Check every line below for the word "equivalent" and copy the ones that have it.
-- START OF MATERIAL PROVIDED --
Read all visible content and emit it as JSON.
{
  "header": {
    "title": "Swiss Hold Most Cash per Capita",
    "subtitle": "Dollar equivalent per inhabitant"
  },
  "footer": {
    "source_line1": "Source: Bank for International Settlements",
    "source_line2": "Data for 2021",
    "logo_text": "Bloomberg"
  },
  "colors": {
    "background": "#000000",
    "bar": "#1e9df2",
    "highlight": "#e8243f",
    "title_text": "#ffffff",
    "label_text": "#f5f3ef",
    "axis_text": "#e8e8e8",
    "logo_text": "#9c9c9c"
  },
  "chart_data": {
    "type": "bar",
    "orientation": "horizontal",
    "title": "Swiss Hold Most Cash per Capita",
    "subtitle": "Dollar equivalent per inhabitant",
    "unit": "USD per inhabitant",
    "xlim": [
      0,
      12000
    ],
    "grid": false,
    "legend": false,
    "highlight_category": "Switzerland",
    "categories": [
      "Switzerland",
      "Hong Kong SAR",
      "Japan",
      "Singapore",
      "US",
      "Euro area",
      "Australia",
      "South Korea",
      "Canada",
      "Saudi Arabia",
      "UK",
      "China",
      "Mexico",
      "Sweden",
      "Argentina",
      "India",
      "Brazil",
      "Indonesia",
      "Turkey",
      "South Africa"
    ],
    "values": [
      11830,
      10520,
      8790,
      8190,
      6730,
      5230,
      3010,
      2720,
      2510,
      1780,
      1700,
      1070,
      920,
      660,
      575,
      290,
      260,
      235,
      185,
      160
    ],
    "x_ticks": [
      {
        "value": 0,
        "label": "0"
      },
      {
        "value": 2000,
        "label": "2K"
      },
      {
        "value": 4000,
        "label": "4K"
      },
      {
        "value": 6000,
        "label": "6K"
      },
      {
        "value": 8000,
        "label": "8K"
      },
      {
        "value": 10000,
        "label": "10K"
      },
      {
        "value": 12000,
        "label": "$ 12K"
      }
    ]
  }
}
-- END OF MATERIAL PROVIDED --
> [EXPECTED ANSWER]:
    "subtitle": "Dollar equivalent per inhabitant"
    "subtitle": "Dollar equivalent per inhabitant",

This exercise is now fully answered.